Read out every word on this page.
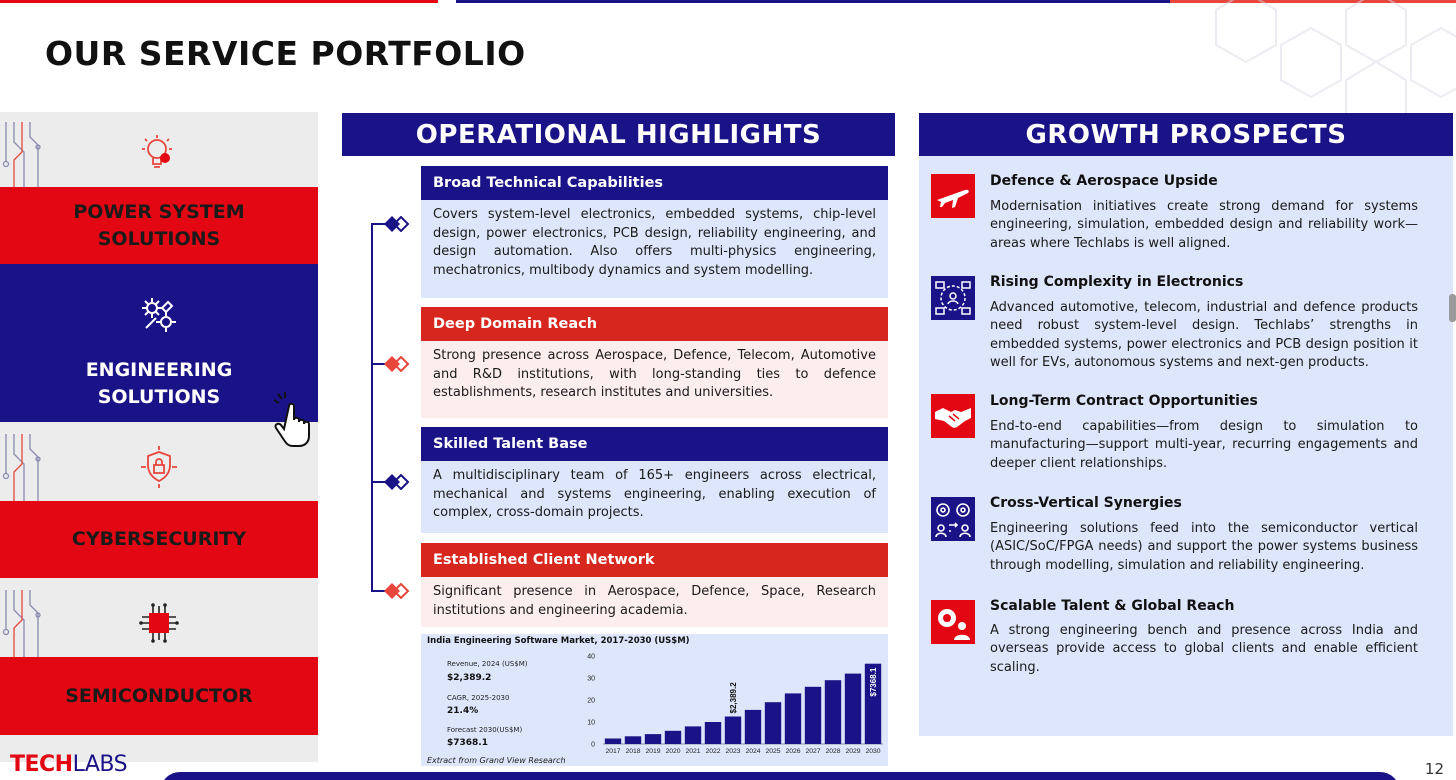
OUR SERVICE PORTFOLIO
POWER SYSTEM
SOLUTIONS
ENGINEERING
SOLUTIONS
CYBERSECURITY
SEMICONDUCTOR
OPERATIONAL HIGHLIGHTS
Broad Technical Capabilities
Covers system-level electronics, embedded systems, chip-level design, power electronics, PCB design, reliability engineering, and design automation. Also offers multi-physics engineering, mechatronics, multibody dynamics and system modelling.
Deep Domain Reach
Strong presence across Aerospace, Defence, Telecom, Automotive and R&D institutions, with long-standing ties to defence establishments, research institutes and universities.
Skilled Talent Base
A multidisciplinary team of 165+ engineers across electrical, mechanical and systems engineering, enabling execution of complex, cross-domain projects.
Established Client Network
Significant presence in Aerospace, Defence, Space, Research institutions and engineering academia.
India Engineering Software Market, 2017-2030 (US$M)
Revenue, 2024 (US$M)
$2,389.2
CAGR, 2025-2030
21.4%
Forecast 2030(US$M)
$7368.1	0
10
20
30
40
2017 2018 2019 2020 2021 2022 2023 2024 2025 2026 2027 2028 2029 2030
$2,389.2
$7368.1
Extract from Grand View Research
GROWTH PROSPECTS
Defence & Aerospace Upside
Modernisation initiatives create strong demand for systems engineering, simulation, embedded design and reliability work—areas where Techlabs is well aligned.
Rising Complexity in Electronics
Advanced automotive, telecom, industrial and defence products need robust system-level design. Techlabs’ strengths in embedded systems, power electronics and PCB design position it well for EVs, autonomous systems and next-gen products.
Long-Term Contract Opportunities
End-to-end capabilities—from design to simulation to manufacturing—support multi-year, recurring engagements and deeper client relationships.
Cross-Vertical Synergies
Engineering solutions feed into the semiconductor vertical (ASIC/SoC/FPGA needs) and support the power systems business through modelling, simulation and reliability engineering.
Scalable Talent & Global Reach
A strong engineering bench and presence across India and overseas provide access to global clients and enable efficient scaling.
TECHLABS	12
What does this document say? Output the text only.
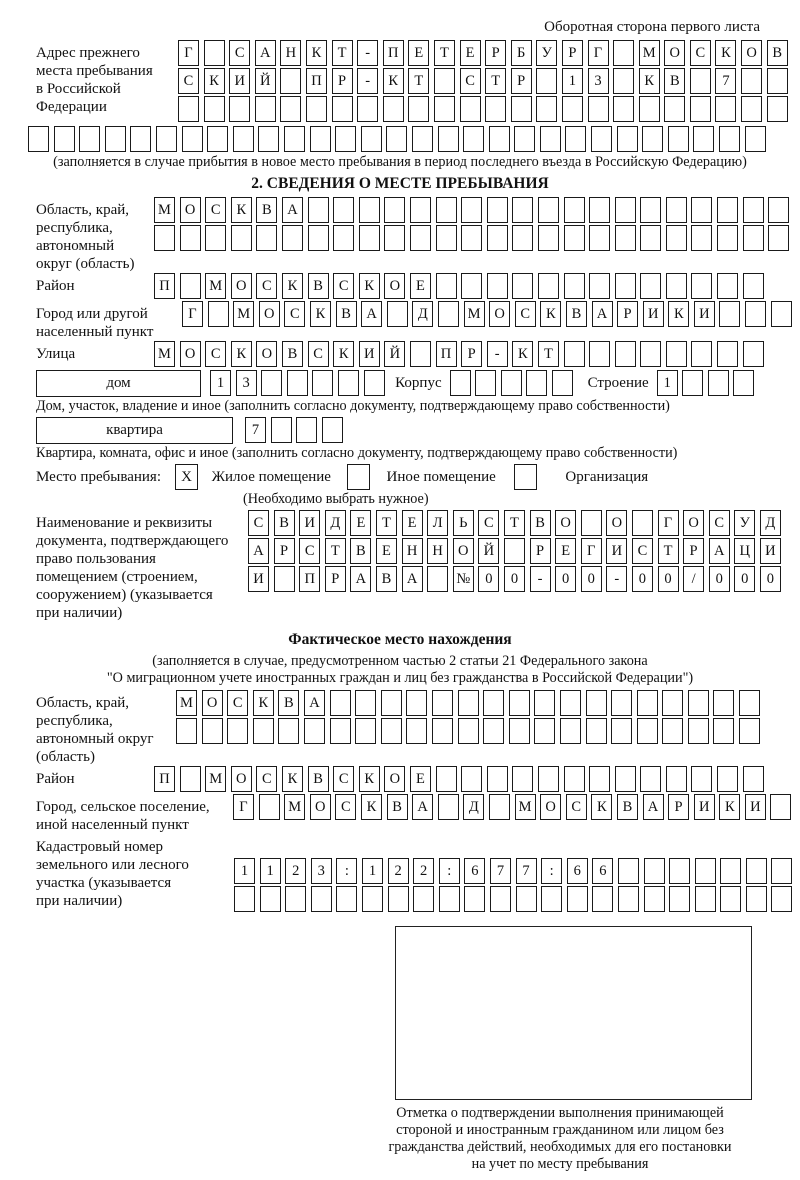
Оборотная сторона первого листа
Адрес прежнего
места пребывания
в Российской
Федерации
Г	С	А	Н	К	Т	-	П	Е	Т	Е	Р	Б	У	Р	Г	М О	С	К	О	В
С	К	И	Й	П	Р	-	К	Т	С	Т	Р	1	3	К	В	7
(заполняется в случае прибытия в новое место пребывания в период последнего въезда в Российскую Федерацию)
2. СВЕДЕНИЯ О МЕСТЕ ПРЕБЫВАНИЯ
Область, край,
республика,
автономный
округ (область)
М О	С	К	В	А
Район	П	М О	С	К	В	С	К	О	Е
Город или другой
населенный пункт
Г	М О	С	К	В	А	Д	М О	С	К	В	А	Р	И	К	И
Улица	М О	С	К	О	В	С	К	И	Й	П	Р	-	К	Т
дом	1	3	Корпус	Строение	1
Дом, участок, владение и иное (заполнить согласно документу, подтверждающему право собственности)
квартира	7
Квартира, комната, офис и иное (заполнить согласно документу, подтверждающему право собственности)
Место пребывания:	X	Жилое помещение	Иное помещение	Организация
(Необходимо выбрать нужное)
Наименование и реквизиты
документа, подтверждающего
право пользования
помещением (строением,
сооружением) (указывается
при наличии)
С	В	И	Д	Е	Т	Е	Л	Ь	С	Т	В	О	О	Г	О	С	У	Д
А	Р	С	Т	В	Е	Н	Н	О	Й	Р	Е	Г	И	С	Т	Р	А	Ц	И
И	П	Р	А	В	А	№	0	0	-	0	0	-	0	0	/	0	0	0
Фактическое место нахождения
(заполняется в случае, предусмотренном частью 2 статьи 21 Федерального закона
"О миграционном учете иностранных граждан и лиц без гражданства в Российской Федерации")
Область, край,
республика,
автономный округ
(область)
М О	С	К	В	А
Район	П	М О	С	К	В	С	К	О	Е
Город, сельское поселение,
иной населенный пункт
Г	М О	С	К	В	А	Д	М О	С	К	В	А	Р	И	К	И
Кадастровый номер
земельного или лесного
участка (указывается
при наличии)
1	1	2	3	:	1	2	2	:	6	7	7	:	6	6
Отметка о подтверждении выполнения принимающей
стороной и иностранным гражданином или лицом без
гражданства действий, необходимых для его постановки
на учет по месту пребывания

## Written task
Copy out every line of the data that includes "заполняется".

## Complete output
(заполняется в случае прибытия в новое место пребывания в период последнего въезда в Российскую Федерацию)
(заполняется в случае, предусмотренном частью 2 статьи 21 Федерального закона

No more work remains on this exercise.